■ **TASK GOAL**: Of the lines in these entries, how many contain the string "федерального"? Give the number and nothing else.

------------------------------------------------------------------------

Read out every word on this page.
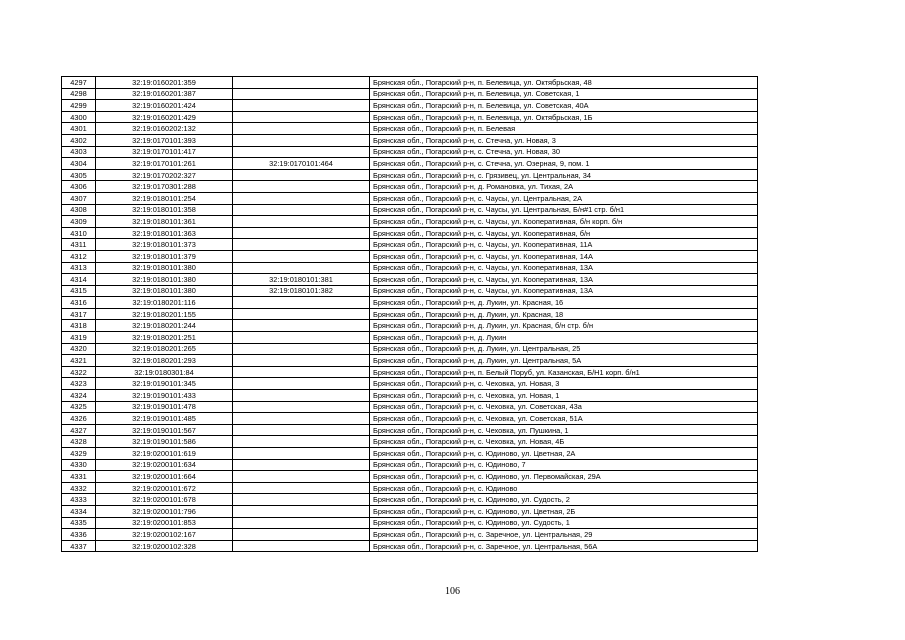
4297	32:19:0160201:359		Брянская обл., Погарский р-н, п. Белевица, ул. Октябрьская, 48
4298	32:19:0160201:387		Брянская обл., Погарский р-н, п. Белевица, ул. Советская, 1
4299	32:19:0160201:424		Брянская обл., Погарский р-н, п. Белевица, ул. Советская, 40А
4300	32:19:0160201:429		Брянская обл., Погарский р-н, п. Белевица, ул. Октябрьская, 1Б
4301	32:19:0160202:132		Брянская обл., Погарский р-н, п. Белевая
4302	32:19:0170101:393		Брянская обл., Погарский р-н, с. Стечна, ул. Новая, 3
4303	32:19:0170101:417		Брянская обл., Погарский р-н, с. Стечна, ул. Новая, 30
4304	32:19:0170101:261	32:19:0170101:464	Брянская обл., Погарский р-н, с. Стечна, ул. Озерная, 9, пом. 1
4305	32:19:0170202:327		Брянская обл., Погарский р-н, с. Грязивец, ул. Центральная, 34
4306	32:19:0170301:288		Брянская обл., Погарский р-н, д. Романовка, ул. Тихая, 2А
4307	32:19:0180101:254		Брянская обл., Погарский р-н, с. Чаусы, ул. Центральная, 2А
4308	32:19:0180101:358		Брянская обл., Погарский р-н, с. Чаусы, ул. Центральная, Б/н#1 стр. б/н1
4309	32:19:0180101:361		Брянская обл., Погарский р-н, с. Чаусы, ул. Кооперативная, б/н корп. б/н
4310	32:19:0180101:363		Брянская обл., Погарский р-н, с. Чаусы, ул. Кооперативная, б/н
4311	32:19:0180101:373		Брянская обл., Погарский р-н, с. Чаусы, ул. Кооперативная, 11А
4312	32:19:0180101:379		Брянская обл., Погарский р-н, с. Чаусы, ул. Кооперативная, 14А
4313	32:19:0180101:380		Брянская обл., Погарский р-н, с. Чаусы, ул. Кооперативная, 13А
4314	32:19:0180101:380	32:19:0180101:381	Брянская обл., Погарский р-н, с. Чаусы, ул. Кооперативная, 13А
4315	32:19:0180101:380	32:19:0180101:382	Брянская обл., Погарский р-н, с. Чаусы, ул. Кооперативная, 13А
4316	32:19:0180201:116		Брянская обл., Погарский р-н, д. Лукин, ул. Красная, 16
4317	32:19:0180201:155		Брянская обл., Погарский р-н, д. Лукин, ул. Красная, 18
4318	32:19:0180201:244		Брянская обл., Погарский р-н, д. Лукин, ул. Красная, б/н стр. б/н
4319	32:19:0180201:251		Брянская обл., Погарский р-н, д. Лукин
4320	32:19:0180201:265		Брянская обл., Погарский р-н, д. Лукин, ул. Центральная, 25
4321	32:19:0180201:293		Брянская обл., Погарский р-н, д. Лукин, ул. Центральная, 5А
4322	32:19:0180301:84		Брянская обл., Погарский р-н, п. Белый Поруб, ул. Казанская, Б/Н1 корп. б/н1
4323	32:19:0190101:345		Брянская обл., Погарский р-н, с. Чеховка, ул. Новая, 3
4324	32:19:0190101:433		Брянская обл., Погарский р-н, с. Чеховка, ул. Новая, 1
4325	32:19:0190101:478		Брянская обл., Погарский р-н, с. Чеховка, ул. Советская, 43а
4326	32:19:0190101:485		Брянская обл., Погарский р-н, с. Чеховка, ул. Советская, 51А
4327	32:19:0190101:567		Брянская обл., Погарский р-н, с. Чеховка, ул. Пушкина, 1
4328	32:19:0190101:586		Брянская обл., Погарский р-н, с. Чеховка, ул. Новая, 4Б
4329	32:19:0200101:619		Брянская обл., Погарский р-н, с. Юдиново, ул. Цветная, 2А
4330	32:19:0200101:634		Брянская обл., Погарский р-н, с. Юдиново, 7
4331	32:19:0200101:664		Брянская обл., Погарский р-н, с. Юдиново, ул. Первомайская, 29А
4332	32:19:0200101:672		Брянская обл., Погарский р-н, с. Юдиново
4333	32:19:0200101:678		Брянская обл., Погарский р-н, с. Юдиново, ул. Судость, 2
4334	32:19:0200101:796		Брянская обл., Погарский р-н, с. Юдиново, ул. Цветная, 2Б
4335	32:19:0200101:853		Брянская обл., Погарский р-н, с. Юдиново, ул. Судость, 1
4336	32:19:0200102:167		Брянская обл., Погарский р-н, с. Заречное, ул. Центральная, 29
4337	32:19:0200102:328		Брянская обл., Погарский р-н, с. Заречное, ул. Центральная, 56А
106
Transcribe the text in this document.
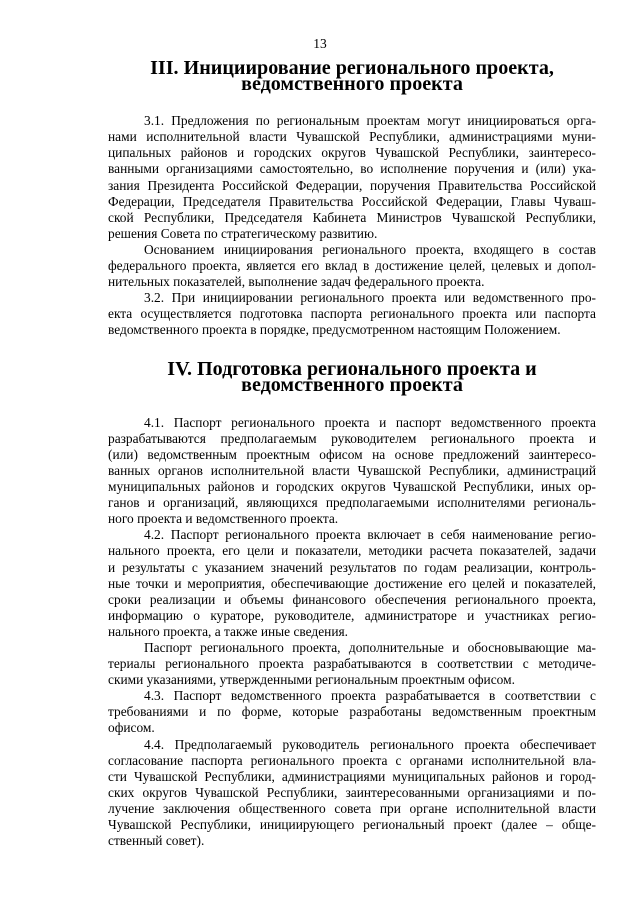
13
III. Инициирование регионального проекта,
ведомственного проекта
3.1. Предложения по региональным проектам могут инициироваться орга-
нами исполнительной власти Чувашской Республики, администрациями муни-
ципальных районов и городских округов Чувашской Республики, заинтересо-
ванными организациями самостоятельно, во исполнение поручения и (или) ука-
зания Президента Российской Федерации, поручения Правительства Российской
Федерации, Председателя Правительства Российской Федерации, Главы Чуваш-
ской Республики, Председателя Кабинета Министров Чувашской Республики,
решения Совета по стратегическому развитию.
Основанием инициирования регионального проекта, входящего в состав
федерального проекта, является его вклад в достижение целей, целевых и допол-
нительных показателей, выполнение задач федерального проекта.
3.2. При инициировании регионального проекта или ведомственного про-
екта осуществляется подготовка паспорта регионального проекта или паспорта
ведомственного проекта в порядке, предусмотренном настоящим Положением.
IV. Подготовка регионального проекта и ведомственного проекта
4.1. Паспорт регионального проекта и паспорт ведомственного проекта
разрабатываются предполагаемым руководителем регионального проекта и
(или) ведомственным проектным офисом на основе предложений заинтересо-
ванных органов исполнительной власти Чувашской Республики, администраций
муниципальных районов и городских округов Чувашской Республики, иных ор-
ганов и организаций, являющихся предполагаемыми исполнителями региональ-
ного проекта и ведомственного проекта.
4.2. Паспорт регионального проекта включает в себя наименование регио-
нального проекта, его цели и показатели, методики расчета показателей, задачи
и результаты с указанием значений результатов по годам реализации, контроль-
ные точки и мероприятия, обеспечивающие достижение его целей и показателей,
сроки реализации и объемы финансового обеспечения регионального проекта,
информацию о кураторе, руководителе, администраторе и участниках регио-
нального проекта, а также иные сведения.
Паспорт регионального проекта, дополнительные и обосновывающие ма-
териалы регионального проекта разрабатываются в соответствии с методиче-
скими указаниями, утвержденными региональным проектным офисом.
4.3. Паспорт ведомственного проекта разрабатывается в соответствии с
требованиями и по форме, которые разработаны ведомственным проектным
офисом.
4.4. Предполагаемый руководитель регионального проекта обеспечивает
согласование паспорта регионального проекта с органами исполнительной вла-
сти Чувашской Республики, администрациями муниципальных районов и город-
ских округов Чувашской Республики, заинтересованными организациями и по-
лучение заключения общественного совета при органе исполнительной власти
Чувашской Республики, инициирующего региональный проект (далее – обще-
ственный совет).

------------------------------------------------------------------------

■ **RESULT OF THE TASK**: 2